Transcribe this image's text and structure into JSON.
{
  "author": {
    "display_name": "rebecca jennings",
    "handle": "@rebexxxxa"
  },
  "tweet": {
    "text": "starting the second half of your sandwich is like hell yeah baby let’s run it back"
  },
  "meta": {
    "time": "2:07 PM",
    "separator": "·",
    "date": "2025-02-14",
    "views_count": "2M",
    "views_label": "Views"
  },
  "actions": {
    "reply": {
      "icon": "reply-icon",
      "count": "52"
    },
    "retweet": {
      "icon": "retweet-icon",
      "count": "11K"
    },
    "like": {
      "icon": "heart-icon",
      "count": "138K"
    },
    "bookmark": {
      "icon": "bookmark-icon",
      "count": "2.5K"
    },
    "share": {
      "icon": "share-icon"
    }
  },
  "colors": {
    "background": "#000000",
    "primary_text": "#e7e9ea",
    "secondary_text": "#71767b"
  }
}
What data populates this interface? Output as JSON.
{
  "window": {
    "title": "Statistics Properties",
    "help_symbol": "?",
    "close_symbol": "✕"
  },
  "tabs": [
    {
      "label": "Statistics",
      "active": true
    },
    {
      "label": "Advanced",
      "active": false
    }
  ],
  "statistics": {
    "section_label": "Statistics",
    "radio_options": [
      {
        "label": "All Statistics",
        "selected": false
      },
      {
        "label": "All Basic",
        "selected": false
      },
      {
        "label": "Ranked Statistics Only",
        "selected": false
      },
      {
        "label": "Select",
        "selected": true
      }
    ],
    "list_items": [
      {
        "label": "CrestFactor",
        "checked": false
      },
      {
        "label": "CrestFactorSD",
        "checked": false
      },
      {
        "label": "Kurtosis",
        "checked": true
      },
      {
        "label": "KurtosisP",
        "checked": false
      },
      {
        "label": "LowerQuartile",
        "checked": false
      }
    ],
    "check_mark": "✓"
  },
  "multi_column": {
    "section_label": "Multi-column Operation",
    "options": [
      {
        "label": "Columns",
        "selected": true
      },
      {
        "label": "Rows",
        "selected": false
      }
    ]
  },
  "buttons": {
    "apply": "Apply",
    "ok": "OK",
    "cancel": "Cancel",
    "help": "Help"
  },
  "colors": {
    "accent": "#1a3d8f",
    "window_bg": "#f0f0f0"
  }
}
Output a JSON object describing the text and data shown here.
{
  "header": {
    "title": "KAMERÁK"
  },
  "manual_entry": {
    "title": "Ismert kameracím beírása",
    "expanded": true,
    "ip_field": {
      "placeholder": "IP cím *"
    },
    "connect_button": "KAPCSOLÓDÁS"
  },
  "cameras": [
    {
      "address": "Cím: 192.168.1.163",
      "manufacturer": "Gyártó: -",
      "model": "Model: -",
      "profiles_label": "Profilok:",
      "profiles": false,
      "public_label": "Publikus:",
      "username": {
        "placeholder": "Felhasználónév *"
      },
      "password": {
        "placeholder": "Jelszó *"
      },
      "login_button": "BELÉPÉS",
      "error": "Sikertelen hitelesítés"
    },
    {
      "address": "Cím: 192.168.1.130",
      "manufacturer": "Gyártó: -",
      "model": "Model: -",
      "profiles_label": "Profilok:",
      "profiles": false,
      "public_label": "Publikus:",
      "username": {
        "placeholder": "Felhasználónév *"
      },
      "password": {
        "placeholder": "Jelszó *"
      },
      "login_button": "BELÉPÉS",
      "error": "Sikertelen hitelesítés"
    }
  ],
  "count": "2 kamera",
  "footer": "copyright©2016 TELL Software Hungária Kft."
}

▸ Aim of the exercise
Recopy the entries above exactly, with every line included.

▸ Exercise result
Transcribe this image's text and structure into JSON.
{
  "author": {
    "display_name": "rebecca jennings",
    "handle": "@rebexxxxa"
  },
  "tweet": {
    "text": "starting the second half of your sandwich is like hell yeah baby let’s run it back"
  },
  "meta": {
    "time": "2:07 PM",
    "separator": "·",
    "date": "2025-02-14",
    "views_count": "2M",
    "views_label": "Views"
  },
  "actions": {
    "reply": {
      "icon": "reply-icon",
      "count": "52"
    },
    "retweet": {
      "icon": "retweet-icon",
      "count": "11K"
    },
    "like": {
      "icon": "heart-icon",
      "count": "138K"
    },
    "bookmark": {
      "icon": "bookmark-icon",
      "count": "2.5K"
    },
    "share": {
      "icon": "share-icon"
    }
  },
  "colors": {
    "background": "#000000",
    "primary_text": "#e7e9ea",
    "secondary_text": "#71767b"
  }
}
What data populates this interface? Output as JSON.
{
  "window": {
    "title": "Statistics Properties",
    "help_symbol": "?",
    "close_symbol": "✕"
  },
  "tabs": [
    {
      "label": "Statistics",
      "active": true
    },
    {
      "label": "Advanced",
      "active": false
    }
  ],
  "statistics": {
    "section_label": "Statistics",
    "radio_options": [
      {
        "label": "All Statistics",
        "selected": false
      },
      {
        "label": "All Basic",
        "selected": false
      },
      {
        "label": "Ranked Statistics Only",
        "selected": false
      },
      {
        "label": "Select",
        "selected": true
      }
    ],
    "list_items": [
      {
        "label": "CrestFactor",
        "checked": false
      },
      {
        "label": "CrestFactorSD",
        "checked": false
      },
      {
        "label": "Kurtosis",
        "checked": true
      },
      {
        "label": "KurtosisP",
        "checked": false
      },
      {
        "label": "LowerQuartile",
        "checked": false
      }
    ],
    "check_mark": "✓"
  },
  "multi_column": {
    "section_label": "Multi-column Operation",
    "options": [
      {
        "label": "Columns",
        "selected": true
      },
      {
        "label": "Rows",
        "selected": false
      }
    ]
  },
  "buttons": {
    "apply": "Apply",
    "ok": "OK",
    "cancel": "Cancel",
    "help": "Help"
  },
  "colors": {
    "accent": "#1a3d8f",
    "window_bg": "#f0f0f0"
  }
}
Output a JSON object describing the text and data shown here.
{
  "header": {
    "title": "KAMERÁK"
  },
  "manual_entry": {
    "title": "Ismert kameracím beírása",
    "expanded": true,
    "ip_field": {
      "placeholder": "IP cím *"
    },
    "connect_button": "KAPCSOLÓDÁS"
  },
  "cameras": [
    {
      "address": "Cím: 192.168.1.163",
      "manufacturer": "Gyártó: -",
      "model": "Model: -",
      "profiles_label": "Profilok:",
      "profiles": false,
      "public_label": "Publikus:",
      "username": {
        "placeholder": "Felhasználónév *"
      },
      "password": {
        "placeholder": "Jelszó *"
      },
      "login_button": "BELÉPÉS",
      "error": "Sikertelen hitelesítés"
    },
    {
      "address": "Cím: 192.168.1.130",
      "manufacturer": "Gyártó: -",
      "model": "Model: -",
      "profiles_label": "Profilok:",
      "profiles": false,
      "public_label": "Publikus:",
      "username": {
        "placeholder": "Felhasználónév *"
      },
      "password": {
        "placeholder": "Jelszó *"
      },
      "login_button": "BELÉPÉS",
      "error": "Sikertelen hitelesítés"
    }
  ],
  "count": "2 kamera",
  "footer": "copyright©2016 TELL Software Hungária Kft."
}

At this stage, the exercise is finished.